══ Data

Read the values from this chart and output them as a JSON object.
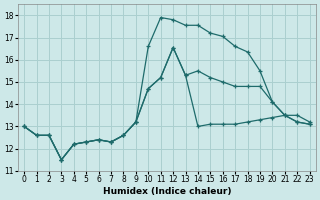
{
  "xlabel": "Humidex (Indice chaleur)",
  "xlim_min": -0.5,
  "xlim_max": 23.5,
  "ylim_min": 11,
  "ylim_max": 18.5,
  "yticks": [
    11,
    12,
    13,
    14,
    15,
    16,
    17,
    18
  ],
  "xticks": [
    0,
    1,
    2,
    3,
    4,
    5,
    6,
    7,
    8,
    9,
    10,
    11,
    12,
    13,
    14,
    15,
    16,
    17,
    18,
    19,
    20,
    21,
    22,
    23
  ],
  "bg_color": "#cde8e8",
  "line_color": "#1e6b6b",
  "grid_color": "#aacfcf",
  "line_top_x": [
    0,
    1,
    2,
    3,
    4,
    5,
    6,
    7,
    8,
    9,
    10,
    11,
    12,
    13,
    14,
    15,
    16,
    17,
    18,
    19,
    20,
    21,
    22,
    23
  ],
  "line_top_y": [
    13.0,
    12.6,
    12.6,
    11.5,
    12.2,
    12.3,
    12.4,
    12.3,
    12.6,
    13.2,
    16.6,
    17.9,
    17.8,
    17.55,
    17.55,
    17.2,
    17.05,
    16.6,
    16.35,
    15.5,
    14.1,
    13.5,
    13.2,
    13.1
  ],
  "line_mid_x": [
    0,
    1,
    2,
    3,
    4,
    5,
    6,
    7,
    8,
    9,
    10,
    11,
    12,
    13,
    14,
    15,
    16,
    17,
    18,
    19,
    20,
    21,
    22,
    23
  ],
  "line_mid_y": [
    13.0,
    12.6,
    12.6,
    11.5,
    12.2,
    12.3,
    12.4,
    12.3,
    12.6,
    13.2,
    14.7,
    15.2,
    16.55,
    15.3,
    15.5,
    15.2,
    15.0,
    14.8,
    14.8,
    14.8,
    14.1,
    13.5,
    13.2,
    13.1
  ],
  "line_bot_x": [
    0,
    1,
    2,
    3,
    4,
    5,
    6,
    7,
    8,
    9,
    10,
    11,
    12,
    13,
    14,
    15,
    16,
    17,
    18,
    19,
    20,
    21,
    22,
    23
  ],
  "line_bot_y": [
    13.0,
    12.6,
    12.6,
    11.5,
    12.2,
    12.3,
    12.4,
    12.3,
    12.6,
    13.2,
    14.7,
    15.2,
    16.55,
    15.3,
    13.0,
    13.1,
    13.1,
    13.1,
    13.2,
    13.3,
    13.4,
    13.5,
    13.5,
    13.2
  ],
  "tick_fontsize": 5.5,
  "xlabel_fontsize": 6.5
}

════

Pictures in the records above are not copied; print everything else exactly.

Task result.
Read the values from this chart and output them as a JSON object.
{
  "xlabel": "Humidex (Indice chaleur)",
  "xlim_min": -0.5,
  "xlim_max": 23.5,
  "ylim_min": 11,
  "ylim_max": 18.5,
  "yticks": [
    11,
    12,
    13,
    14,
    15,
    16,
    17,
    18
  ],
  "xticks": [
    0,
    1,
    2,
    3,
    4,
    5,
    6,
    7,
    8,
    9,
    10,
    11,
    12,
    13,
    14,
    15,
    16,
    17,
    18,
    19,
    20,
    21,
    22,
    23
  ],
  "bg_color": "#cde8e8",
  "line_color": "#1e6b6b",
  "grid_color": "#aacfcf",
  "line_top_x": [
    0,
    1,
    2,
    3,
    4,
    5,
    6,
    7,
    8,
    9,
    10,
    11,
    12,
    13,
    14,
    15,
    16,
    17,
    18,
    19,
    20,
    21,
    22,
    23
  ],
  "line_top_y": [
    13.0,
    12.6,
    12.6,
    11.5,
    12.2,
    12.3,
    12.4,
    12.3,
    12.6,
    13.2,
    16.6,
    17.9,
    17.8,
    17.55,
    17.55,
    17.2,
    17.05,
    16.6,
    16.35,
    15.5,
    14.1,
    13.5,
    13.2,
    13.1
  ],
  "line_mid_x": [
    0,
    1,
    2,
    3,
    4,
    5,
    6,
    7,
    8,
    9,
    10,
    11,
    12,
    13,
    14,
    15,
    16,
    17,
    18,
    19,
    20,
    21,
    22,
    23
  ],
  "line_mid_y": [
    13.0,
    12.6,
    12.6,
    11.5,
    12.2,
    12.3,
    12.4,
    12.3,
    12.6,
    13.2,
    14.7,
    15.2,
    16.55,
    15.3,
    15.5,
    15.2,
    15.0,
    14.8,
    14.8,
    14.8,
    14.1,
    13.5,
    13.2,
    13.1
  ],
  "line_bot_x": [
    0,
    1,
    2,
    3,
    4,
    5,
    6,
    7,
    8,
    9,
    10,
    11,
    12,
    13,
    14,
    15,
    16,
    17,
    18,
    19,
    20,
    21,
    22,
    23
  ],
  "line_bot_y": [
    13.0,
    12.6,
    12.6,
    11.5,
    12.2,
    12.3,
    12.4,
    12.3,
    12.6,
    13.2,
    14.7,
    15.2,
    16.55,
    15.3,
    13.0,
    13.1,
    13.1,
    13.1,
    13.2,
    13.3,
    13.4,
    13.5,
    13.5,
    13.2
  ],
  "tick_fontsize": 5.5,
  "xlabel_fontsize": 6.5
}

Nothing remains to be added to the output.